- YOUR TASK
What is the number of lines in the data holding the word "показателей"? Give that number by itself.

[EXCERPTED DATA start]

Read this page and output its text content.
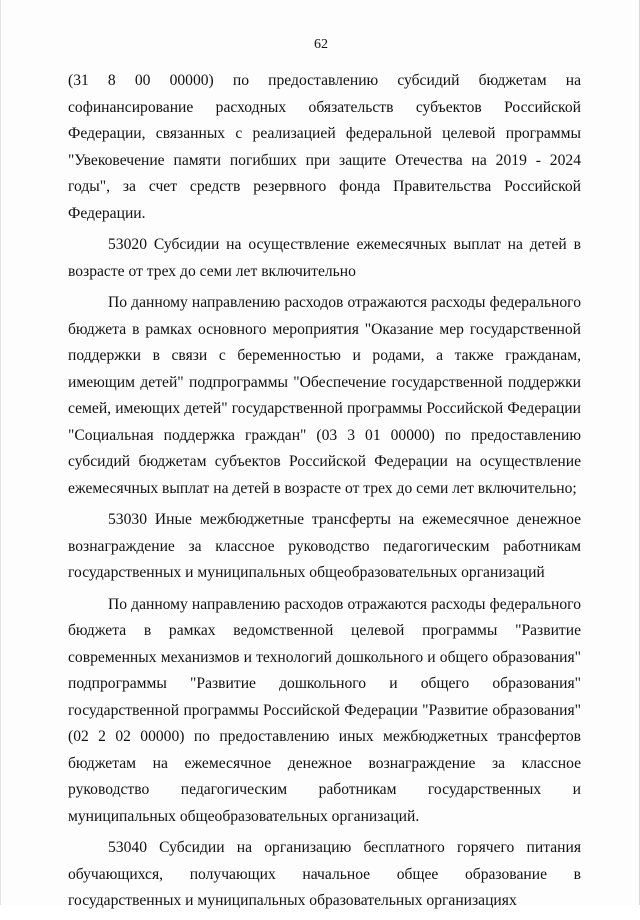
62

(31 8 00 00000) по предоставлению субсидий бюджетам на софинансирование расходных обязательств субъектов Российской Федерации, связанных с реализацией федеральной целевой программы "Увековечение памяти погибших при защите Отечества на 2019 - 2024 годы", за счет средств резервного фонда Правительства Российской Федерации.

53020 Субсидии на осуществление ежемесячных выплат на детей в возрасте от трех до семи лет включительно

По данному направлению расходов отражаются расходы федерального бюджета в рамках основного мероприятия "Оказание мер государственной поддержки в связи с беременностью и родами, а также гражданам, имеющим детей" подпрограммы "Обеспечение государственной поддержки семей, имеющих детей" государственной программы Российской Федерации "Социальная поддержка граждан" (03 3 01 00000) по предоставлению субсидий бюджетам субъектов Российской Федерации на осуществление ежемесячных выплат на детей в возрасте от трех до семи лет включительно;

53030 Иные межбюджетные трансферты на ежемесячное денежное вознаграждение за классное руководство педагогическим работникам государственных и муниципальных общеобразовательных организаций

По данному направлению расходов отражаются расходы федерального бюджета в рамках ведомственной целевой программы "Развитие современных механизмов и технологий дошкольного и общего образования" подпрограммы "Развитие дошкольного и общего образования" государственной программы Российской Федерации "Развитие образования" (02 2 02 00000) по предоставлению иных межбюджетных трансфертов бюджетам на ежемесячное денежное вознаграждение за классное руководство педагогическим работникам государственных и муниципальных общеобразовательных организаций.

53040 Субсидии на организацию бесплатного горячего питания обучающихся, получающих начальное общее образование в государственных и муниципальных образовательных организациях
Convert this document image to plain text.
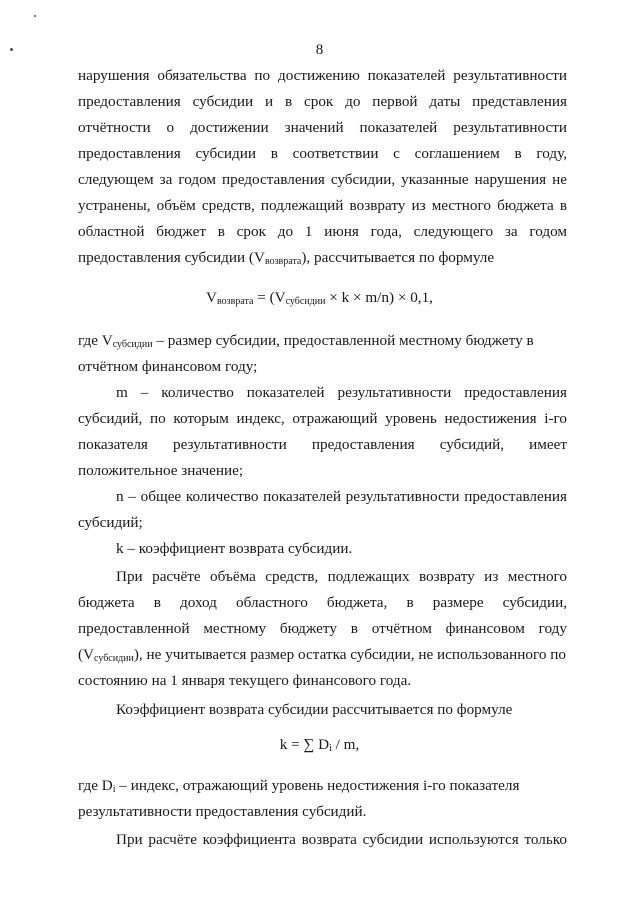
8
нарушения обязательства по достижению показателей результативности
предоставления субсидии и в срок до первой даты представления
отчётности о достижении значений показателей результативности
предоставления субсидии в соответствии с соглашением в году,
следующем за годом предоставления субсидии, указанные нарушения не
устранены, объём средств, подлежащий возврату из местного бюджета в
областной бюджет в срок до 1 июня года, следующего за годом
предоставления субсидии $(V_{возврата})$, рассчитывается по формуле
$V_{возврата} = (V_{субсидии} \times k \times m/n) \times 0,1$,
где $V_{субсидии}$ – размер субсидии, предоставленной местному бюджету в
отчётном финансовом году;
m – количество показателей результативности предоставления
субсидий, по которым индекс, отражающий уровень недостижения i-го
показателя результативности предоставления субсидий, имеет
положительное значение;
n – общее количество показателей результативности предоставления
субсидий;
k – коэффициент возврата субсидии.
При расчёте объёма средств, подлежащих возврату из местного
бюджета в доход областного бюджета, в размере субсидии,
предоставленной местному бюджету в отчётном финансовом году
$(V_{субсидии})$, не учитывается размер остатка субсидии, не использованного по
состоянию на 1 января текущего финансового года.
Коэффициент возврата субсидии рассчитывается по формуле
k = ∑ $D_i$ / m,
где $D_i$ – индекс, отражающий уровень недостижения i-го показателя
результативности предоставления субсидий.
При расчёте коэффициента возврата субсидии используются только
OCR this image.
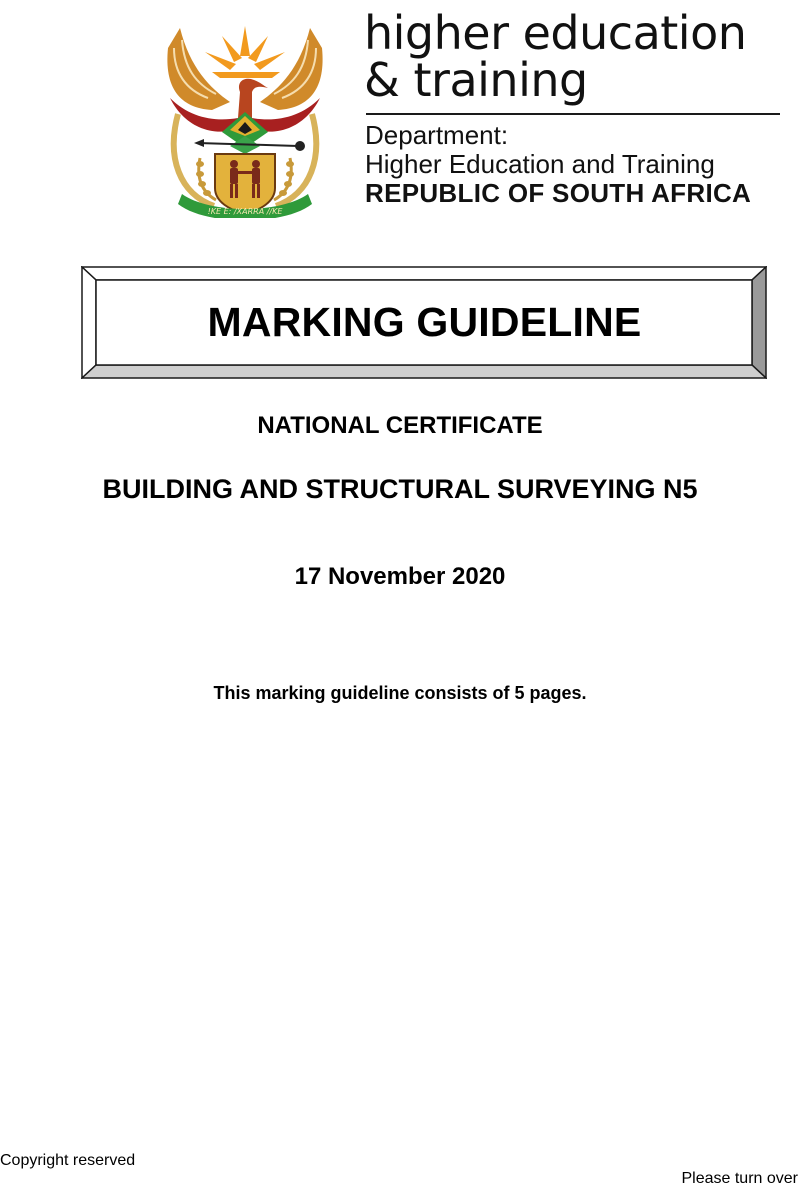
!KE E: /XARRA //KE
higher education
& training
Department:
Higher Education and Training
REPUBLIC OF SOUTH AFRICA
MARKING GUIDELINE
NATIONAL CERTIFICATE
BUILDING AND STRUCTURAL SURVEYING N5
17 November 2020
This marking guideline consists of 5 pages.
Copyright reserved
Please turn over
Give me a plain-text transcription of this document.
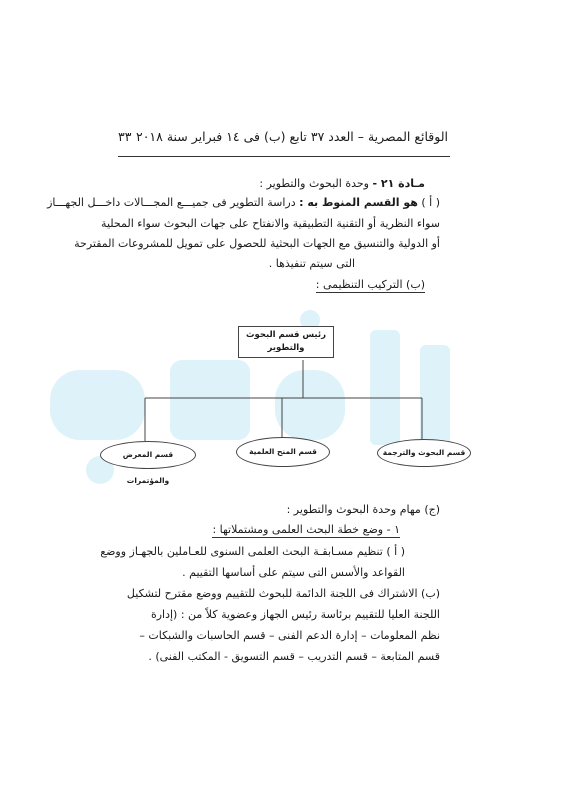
الوقائع المصرية – العدد ٣٧ تابع (ب) فى ١٤ فبراير سنة ٢٠١٨
٣٣
مـادة ٢١ - وحدة البحوث والتطوير :
( أ ) هو القسم المنوط به : دراسة التطوير فى جميـــع المجـــالات داخـــل الجهـــاز
سواء النظرية أو التقنية التطبيقية والانفتاح على جهات البحوث سواء المحلية
أو الدولية والتنسيق مع الجهات البحثية للحصول على تمويل للمشروعات المقترحة
التى سيتم تنفيذها .
(ب) التركيب التنظيمى :
رئيس قسم البحوث
والتطوير
قسم البحوث والترجمة
قسم المنح العلمية
قسم المعرض والمؤتمرات
(ج) مهام وحدة البحوث والتطوير :
١ - وضع خطة البحث العلمى ومشتملاتها :
( أ ) تنظيم مسـابقـة البحث العلمى السنوى للعـاملين بالجهـاز ووضع
القواعد والأسس التى سيتم على أساسها التقييم .
(ب) الاشتراك فى اللجنة الدائمة للبحوث للتقييم ووضع مقترح لتشكيل
اللجنة العليا للتقييم برئاسة رئيس الجهاز وعضوية كلاً من : (إدارة
نظم المعلومات – إدارة الدعم الفنى – قسم الحاسبات والشبكات –
قسم المتابعة – قسم التدريب – قسم التسويق - المكتب الفنى) .
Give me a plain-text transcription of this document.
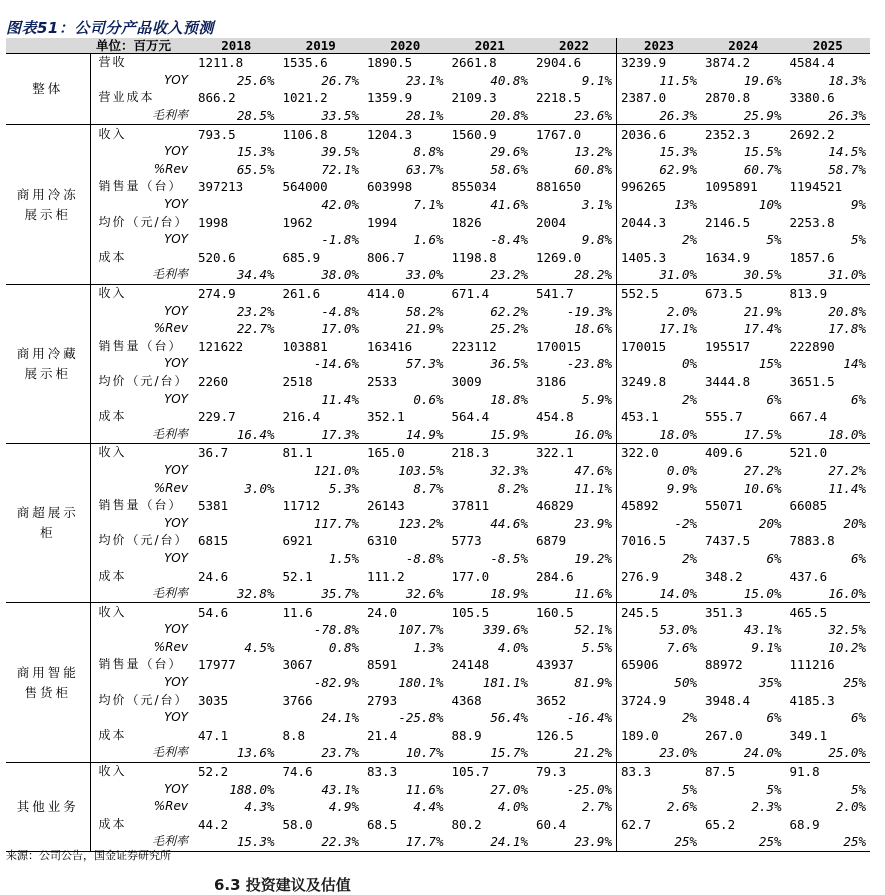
图表51：公司分产品收入预测
	单位：百万元	2018	2019	2020	2021	2022	2023	2024	2025
整体	营收	1211.8	1535.6	1890.5	2661.8	2904.6	3239.9	3874.2	4584.4
	YOY	25.6%	26.7%	23.1%	40.8%	9.1%	11.5%	19.6%	18.3%
	营业成本	866.2	1021.2	1359.9	2109.3	2218.5	2387.0	2870.8	3380.6
	毛利率	28.5%	33.5%	28.1%	20.8%	23.6%	26.3%	25.9%	26.3%
商用冷冻展示柜	收入	793.5	1106.8	1204.3	1560.9	1767.0	2036.6	2352.3	2692.2
	YOY	15.3%	39.5%	8.8%	29.6%	13.2%	15.3%	15.5%	14.5%
	%Rev	65.5%	72.1%	63.7%	58.6%	60.8%	62.9%	60.7%	58.7%
	销售量（台）	397213	564000	603998	855034	881650	996265	1095891	1194521
	YOY		42.0%	7.1%	41.6%	3.1%	13%	10%	9%
	均价（元/台）	1998	1962	1994	1826	2004	2044.3	2146.5	2253.8
	YOY		-1.8%	1.6%	-8.4%	9.8%	2%	5%	5%
	成本	520.6	685.9	806.7	1198.8	1269.0	1405.3	1634.9	1857.6
	毛利率	34.4%	38.0%	33.0%	23.2%	28.2%	31.0%	30.5%	31.0%
商用冷藏展示柜	收入	274.9	261.6	414.0	671.4	541.7	552.5	673.5	813.9
	YOY	23.2%	-4.8%	58.2%	62.2%	-19.3%	2.0%	21.9%	20.8%
	%Rev	22.7%	17.0%	21.9%	25.2%	18.6%	17.1%	17.4%	17.8%
	销售量（台）	121622	103881	163416	223112	170015	170015	195517	222890
	YOY		-14.6%	57.3%	36.5%	-23.8%	0%	15%	14%
	均价（元/台）	2260	2518	2533	3009	3186	3249.8	3444.8	3651.5
	YOY		11.4%	0.6%	18.8%	5.9%	2%	6%	6%
	成本	229.7	216.4	352.1	564.4	454.8	453.1	555.7	667.4
	毛利率	16.4%	17.3%	14.9%	15.9%	16.0%	18.0%	17.5%	18.0%
商超展示柜	收入	36.7	81.1	165.0	218.3	322.1	322.0	409.6	521.0
	YOY		121.0%	103.5%	32.3%	47.6%	0.0%	27.2%	27.2%
	%Rev	3.0%	5.3%	8.7%	8.2%	11.1%	9.9%	10.6%	11.4%
	销售量（台）	5381	11712	26143	37811	46829	45892	55071	66085
	YOY		117.7%	123.2%	44.6%	23.9%	-2%	20%	20%
	均价（元/台）	6815	6921	6310	5773	6879	7016.5	7437.5	7883.8
	YOY		1.5%	-8.8%	-8.5%	19.2%	2%	6%	6%
	成本	24.6	52.1	111.2	177.0	284.6	276.9	348.2	437.6
	毛利率	32.8%	35.7%	32.6%	18.9%	11.6%	14.0%	15.0%	16.0%
商用智能售货柜	收入	54.6	11.6	24.0	105.5	160.5	245.5	351.3	465.5
	YOY		-78.8%	107.7%	339.6%	52.1%	53.0%	43.1%	32.5%
	%Rev	4.5%	0.8%	1.3%	4.0%	5.5%	7.6%	9.1%	10.2%
	销售量（台）	17977	3067	8591	24148	43937	65906	88972	111216
	YOY		-82.9%	180.1%	181.1%	81.9%	50%	35%	25%
	均价（元/台）	3035	3766	2793	4368	3652	3724.9	3948.4	4185.3
	YOY		24.1%	-25.8%	56.4%	-16.4%	2%	6%	6%
	成本	47.1	8.8	21.4	88.9	126.5	189.0	267.0	349.1
	毛利率	13.6%	23.7%	10.7%	15.7%	21.2%	23.0%	24.0%	25.0%
其他业务	收入	52.2	74.6	83.3	105.7	79.3	83.3	87.5	91.8
	YOY	188.0%	43.1%	11.6%	27.0%	-25.0%	5%	5%	5%
	%Rev	4.3%	4.9%	4.4%	4.0%	2.7%	2.6%	2.3%	2.0%
	成本	44.2	58.0	68.5	80.2	60.4	62.7	65.2	68.9
	毛利率	15.3%	22.3%	17.7%	24.1%	23.9%	25%	25%	25%
来源：公司公告，国金证券研究所
6.3 投资建议及估值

[EXCERPTED DATA end]

- OUTPUT FOR THIS TASK
4